#### [PROBLEM TO WORK ON]
How many lines hold the string "name"? Reply with the number alone.

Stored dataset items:
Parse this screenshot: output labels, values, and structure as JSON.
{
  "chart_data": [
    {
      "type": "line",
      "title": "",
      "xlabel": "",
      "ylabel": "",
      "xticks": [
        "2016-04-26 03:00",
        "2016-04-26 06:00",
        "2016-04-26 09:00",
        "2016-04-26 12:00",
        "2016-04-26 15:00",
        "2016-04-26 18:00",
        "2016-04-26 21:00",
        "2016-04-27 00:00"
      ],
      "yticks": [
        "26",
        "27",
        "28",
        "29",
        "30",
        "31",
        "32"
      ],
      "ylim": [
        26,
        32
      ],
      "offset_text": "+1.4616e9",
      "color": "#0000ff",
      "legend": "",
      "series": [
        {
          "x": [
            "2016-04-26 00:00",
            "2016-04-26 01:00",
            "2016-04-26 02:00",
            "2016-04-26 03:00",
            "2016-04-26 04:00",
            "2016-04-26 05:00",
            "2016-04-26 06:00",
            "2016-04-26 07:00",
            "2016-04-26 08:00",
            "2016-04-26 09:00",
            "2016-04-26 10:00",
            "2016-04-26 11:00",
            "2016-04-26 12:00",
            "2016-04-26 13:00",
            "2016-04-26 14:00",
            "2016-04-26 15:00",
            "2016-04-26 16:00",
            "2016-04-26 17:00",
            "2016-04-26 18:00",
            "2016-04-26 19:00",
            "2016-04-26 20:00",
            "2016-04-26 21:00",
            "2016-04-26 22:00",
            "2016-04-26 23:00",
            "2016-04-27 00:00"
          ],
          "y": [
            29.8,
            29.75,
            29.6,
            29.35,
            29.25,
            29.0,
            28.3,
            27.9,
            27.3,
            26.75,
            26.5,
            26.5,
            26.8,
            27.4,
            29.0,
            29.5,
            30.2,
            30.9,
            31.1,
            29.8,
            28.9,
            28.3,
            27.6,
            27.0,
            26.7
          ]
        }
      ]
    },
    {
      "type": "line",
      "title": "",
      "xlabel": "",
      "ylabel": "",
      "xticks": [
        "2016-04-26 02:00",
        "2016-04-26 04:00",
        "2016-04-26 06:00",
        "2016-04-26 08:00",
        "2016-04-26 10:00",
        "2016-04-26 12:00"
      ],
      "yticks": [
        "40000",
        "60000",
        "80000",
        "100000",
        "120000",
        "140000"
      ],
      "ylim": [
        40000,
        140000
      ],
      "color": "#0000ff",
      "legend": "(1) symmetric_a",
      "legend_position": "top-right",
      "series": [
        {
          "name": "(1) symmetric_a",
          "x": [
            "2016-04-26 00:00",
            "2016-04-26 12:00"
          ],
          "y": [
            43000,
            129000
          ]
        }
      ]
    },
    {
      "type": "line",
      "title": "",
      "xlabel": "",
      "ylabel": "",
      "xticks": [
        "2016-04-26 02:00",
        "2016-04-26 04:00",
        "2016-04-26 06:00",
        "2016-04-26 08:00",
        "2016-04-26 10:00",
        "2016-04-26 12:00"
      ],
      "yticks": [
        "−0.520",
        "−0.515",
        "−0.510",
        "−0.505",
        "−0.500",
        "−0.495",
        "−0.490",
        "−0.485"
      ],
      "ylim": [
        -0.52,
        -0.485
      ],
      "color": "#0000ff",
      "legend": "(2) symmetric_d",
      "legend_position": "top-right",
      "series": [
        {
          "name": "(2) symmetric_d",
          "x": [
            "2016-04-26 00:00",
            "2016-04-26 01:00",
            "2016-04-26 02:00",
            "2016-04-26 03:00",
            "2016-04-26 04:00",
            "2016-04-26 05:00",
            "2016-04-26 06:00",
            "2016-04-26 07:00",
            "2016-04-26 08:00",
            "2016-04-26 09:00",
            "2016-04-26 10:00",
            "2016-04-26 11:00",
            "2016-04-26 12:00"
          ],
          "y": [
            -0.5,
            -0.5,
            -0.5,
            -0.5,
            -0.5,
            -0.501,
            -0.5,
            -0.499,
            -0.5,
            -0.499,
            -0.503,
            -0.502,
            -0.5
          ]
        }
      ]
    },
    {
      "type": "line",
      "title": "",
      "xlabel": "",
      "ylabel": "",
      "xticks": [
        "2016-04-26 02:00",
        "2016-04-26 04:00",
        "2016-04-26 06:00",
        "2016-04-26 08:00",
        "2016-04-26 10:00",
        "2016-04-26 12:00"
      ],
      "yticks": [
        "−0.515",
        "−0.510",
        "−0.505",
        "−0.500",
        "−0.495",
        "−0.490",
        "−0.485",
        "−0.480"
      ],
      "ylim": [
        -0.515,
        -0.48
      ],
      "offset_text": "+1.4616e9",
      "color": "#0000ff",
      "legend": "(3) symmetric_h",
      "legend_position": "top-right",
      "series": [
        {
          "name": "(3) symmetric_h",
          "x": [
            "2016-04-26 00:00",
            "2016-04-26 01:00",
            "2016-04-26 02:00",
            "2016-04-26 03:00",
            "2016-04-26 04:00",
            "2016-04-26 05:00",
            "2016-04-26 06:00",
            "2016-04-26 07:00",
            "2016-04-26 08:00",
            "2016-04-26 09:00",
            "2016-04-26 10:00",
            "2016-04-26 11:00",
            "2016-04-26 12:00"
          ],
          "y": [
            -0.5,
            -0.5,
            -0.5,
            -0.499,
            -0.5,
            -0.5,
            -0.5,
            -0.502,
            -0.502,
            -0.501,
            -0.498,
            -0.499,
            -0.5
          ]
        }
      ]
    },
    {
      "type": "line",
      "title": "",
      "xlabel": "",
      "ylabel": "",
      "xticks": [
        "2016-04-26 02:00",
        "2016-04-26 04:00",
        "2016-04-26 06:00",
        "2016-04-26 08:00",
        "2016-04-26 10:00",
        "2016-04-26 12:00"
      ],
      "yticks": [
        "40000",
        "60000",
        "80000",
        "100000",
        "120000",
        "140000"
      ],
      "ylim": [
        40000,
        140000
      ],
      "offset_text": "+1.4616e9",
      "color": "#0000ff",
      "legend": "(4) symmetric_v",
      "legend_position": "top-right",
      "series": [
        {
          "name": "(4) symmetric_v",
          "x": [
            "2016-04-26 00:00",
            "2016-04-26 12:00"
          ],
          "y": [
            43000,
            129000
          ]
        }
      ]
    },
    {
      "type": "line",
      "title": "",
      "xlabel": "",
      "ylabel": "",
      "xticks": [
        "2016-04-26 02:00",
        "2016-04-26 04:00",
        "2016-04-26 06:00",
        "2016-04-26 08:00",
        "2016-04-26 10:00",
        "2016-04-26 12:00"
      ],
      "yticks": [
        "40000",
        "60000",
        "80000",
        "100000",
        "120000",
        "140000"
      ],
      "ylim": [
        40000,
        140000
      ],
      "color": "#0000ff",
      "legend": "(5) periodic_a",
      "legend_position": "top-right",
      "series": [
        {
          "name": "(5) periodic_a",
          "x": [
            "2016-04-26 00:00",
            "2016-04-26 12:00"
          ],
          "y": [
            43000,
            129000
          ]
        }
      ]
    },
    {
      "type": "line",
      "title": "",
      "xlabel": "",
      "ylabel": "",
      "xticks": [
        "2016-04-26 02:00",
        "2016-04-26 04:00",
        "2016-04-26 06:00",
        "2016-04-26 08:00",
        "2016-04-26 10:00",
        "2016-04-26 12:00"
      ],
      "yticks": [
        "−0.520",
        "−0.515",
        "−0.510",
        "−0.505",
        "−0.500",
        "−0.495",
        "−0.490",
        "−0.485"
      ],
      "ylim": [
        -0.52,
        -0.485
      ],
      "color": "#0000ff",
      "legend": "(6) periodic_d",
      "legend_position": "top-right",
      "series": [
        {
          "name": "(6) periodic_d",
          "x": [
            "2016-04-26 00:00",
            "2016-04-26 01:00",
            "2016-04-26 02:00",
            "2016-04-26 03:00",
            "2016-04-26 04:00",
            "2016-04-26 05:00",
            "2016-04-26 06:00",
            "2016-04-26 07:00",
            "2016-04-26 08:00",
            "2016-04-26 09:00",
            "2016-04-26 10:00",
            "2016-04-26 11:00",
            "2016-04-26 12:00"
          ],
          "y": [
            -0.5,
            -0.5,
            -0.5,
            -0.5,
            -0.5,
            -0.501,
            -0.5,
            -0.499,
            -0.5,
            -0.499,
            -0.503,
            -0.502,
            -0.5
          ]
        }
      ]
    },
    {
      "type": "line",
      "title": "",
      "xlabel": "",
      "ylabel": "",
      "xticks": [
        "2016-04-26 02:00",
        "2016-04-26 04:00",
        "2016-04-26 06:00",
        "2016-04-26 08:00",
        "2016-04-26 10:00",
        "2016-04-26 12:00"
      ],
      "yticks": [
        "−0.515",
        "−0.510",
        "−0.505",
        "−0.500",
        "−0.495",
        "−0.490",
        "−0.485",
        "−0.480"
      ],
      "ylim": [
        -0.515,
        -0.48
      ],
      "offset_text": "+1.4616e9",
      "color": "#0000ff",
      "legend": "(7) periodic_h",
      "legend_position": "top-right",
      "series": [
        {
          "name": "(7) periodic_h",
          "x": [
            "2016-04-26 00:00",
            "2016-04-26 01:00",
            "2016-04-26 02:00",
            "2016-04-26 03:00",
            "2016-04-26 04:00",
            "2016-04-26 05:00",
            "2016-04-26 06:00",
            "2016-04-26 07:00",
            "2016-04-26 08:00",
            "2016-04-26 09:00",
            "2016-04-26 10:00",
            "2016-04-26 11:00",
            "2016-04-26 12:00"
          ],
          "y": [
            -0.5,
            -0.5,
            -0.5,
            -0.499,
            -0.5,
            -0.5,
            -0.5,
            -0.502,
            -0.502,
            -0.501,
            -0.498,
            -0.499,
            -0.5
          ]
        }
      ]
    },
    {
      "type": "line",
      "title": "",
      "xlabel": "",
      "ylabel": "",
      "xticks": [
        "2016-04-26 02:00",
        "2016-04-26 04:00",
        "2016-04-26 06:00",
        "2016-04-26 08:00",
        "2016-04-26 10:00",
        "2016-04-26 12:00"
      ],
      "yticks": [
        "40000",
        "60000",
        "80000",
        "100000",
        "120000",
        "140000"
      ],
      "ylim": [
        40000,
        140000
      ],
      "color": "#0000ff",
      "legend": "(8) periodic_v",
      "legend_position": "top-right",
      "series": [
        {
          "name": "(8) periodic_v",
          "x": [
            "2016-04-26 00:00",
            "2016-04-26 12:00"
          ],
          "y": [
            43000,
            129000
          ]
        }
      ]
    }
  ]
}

#### [SOLUTION]
8